▶ **Given request**
Extract the records below word for word and ignore the images.

▶ **Dataset**
※ ※ ※
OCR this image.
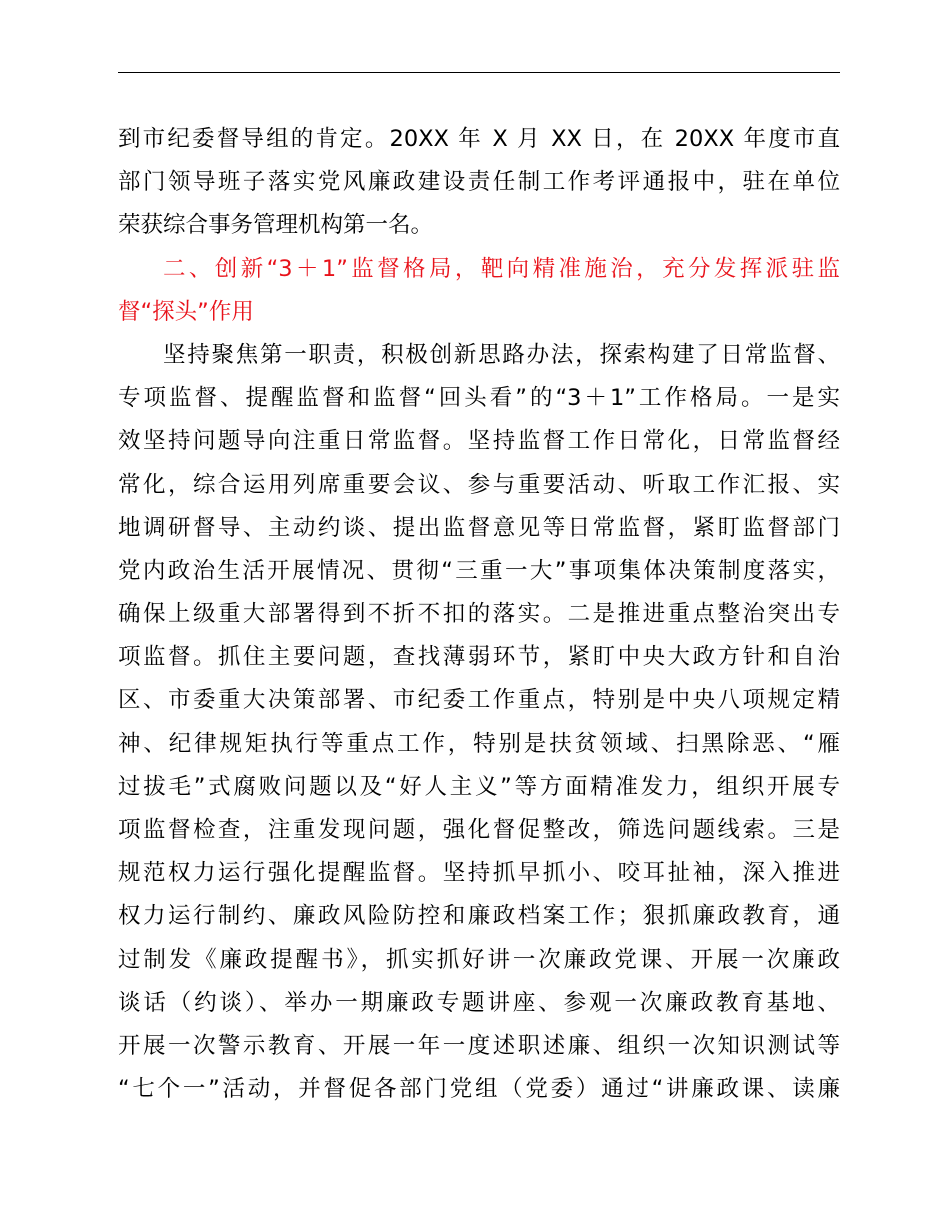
到市纪委督导组的肯定。20XX 年 X 月 XX 日，在 20XX 年度市直
部门领导班子落实党风廉政建设责任制工作考评通报中，驻在单位
荣获综合事务管理机构第一名。
二、创新“3＋1”监督格局，靶向精准施治，充分发挥派驻监
督“探头”作用
坚持聚焦第一职责，积极创新思路办法，探索构建了日常监督、
专项监督、提醒监督和监督“回头看”的“3＋1”工作格局。一是实
效坚持问题导向注重日常监督。坚持监督工作日常化，日常监督经
常化，综合运用列席重要会议、参与重要活动、听取工作汇报、实
地调研督导、主动约谈、提出监督意见等日常监督，紧盯监督部门
党内政治生活开展情况、贯彻“三重一大”事项集体决策制度落实，
确保上级重大部署得到不折不扣的落实。二是推进重点整治突出专
项监督。抓住主要问题，查找薄弱环节，紧盯中央大政方针和自治
区、市委重大决策部署、市纪委工作重点，特别是中央八项规定精
神、纪律规矩执行等重点工作，特别是扶贫领域、扫黑除恶、“雁
过拔毛”式腐败问题以及“好人主义”等方面精准发力，组织开展专
项监督检查，注重发现问题，强化督促整改，筛选问题线索。三是
规范权力运行强化提醒监督。坚持抓早抓小、咬耳扯袖，深入推进
权力运行制约、廉政风险防控和廉政档案工作；狠抓廉政教育，通
过制发《廉政提醒书》，抓实抓好讲一次廉政党课、开展一次廉政
谈话（约谈）、举办一期廉政专题讲座、参观一次廉政教育基地、
开展一次警示教育、开展一年一度述职述廉、组织一次知识测试等
“七个一”活动，并督促各部门党组（党委）通过“讲廉政课、读廉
※ ※ ※
▶ **Full output**
OCR this image.
到市纪委督导组的肯定。20XX 年 X 月 XX 日，在 20XX 年度市直
部门领导班子落实党风廉政建设责任制工作考评通报中，驻在单位
荣获综合事务管理机构第一名。
二、创新“3＋1”监督格局，靶向精准施治，充分发挥派驻监
督“探头”作用
坚持聚焦第一职责，积极创新思路办法，探索构建了日常监督、
专项监督、提醒监督和监督“回头看”的“3＋1”工作格局。一是实
效坚持问题导向注重日常监督。坚持监督工作日常化，日常监督经
常化，综合运用列席重要会议、参与重要活动、听取工作汇报、实
地调研督导、主动约谈、提出监督意见等日常监督，紧盯监督部门
党内政治生活开展情况、贯彻“三重一大”事项集体决策制度落实，
确保上级重大部署得到不折不扣的落实。二是推进重点整治突出专
项监督。抓住主要问题，查找薄弱环节，紧盯中央大政方针和自治
区、市委重大决策部署、市纪委工作重点，特别是中央八项规定精
神、纪律规矩执行等重点工作，特别是扶贫领域、扫黑除恶、“雁
过拔毛”式腐败问题以及“好人主义”等方面精准发力，组织开展专
项监督检查，注重发现问题，强化督促整改，筛选问题线索。三是
规范权力运行强化提醒监督。坚持抓早抓小、咬耳扯袖，深入推进
权力运行制约、廉政风险防控和廉政档案工作；狠抓廉政教育，通
过制发《廉政提醒书》，抓实抓好讲一次廉政党课、开展一次廉政
谈话（约谈）、举办一期廉政专题讲座、参观一次廉政教育基地、
开展一次警示教育、开展一年一度述职述廉、组织一次知识测试等
“七个一”活动，并督促各部门党组（党委）通过“讲廉政课、读廉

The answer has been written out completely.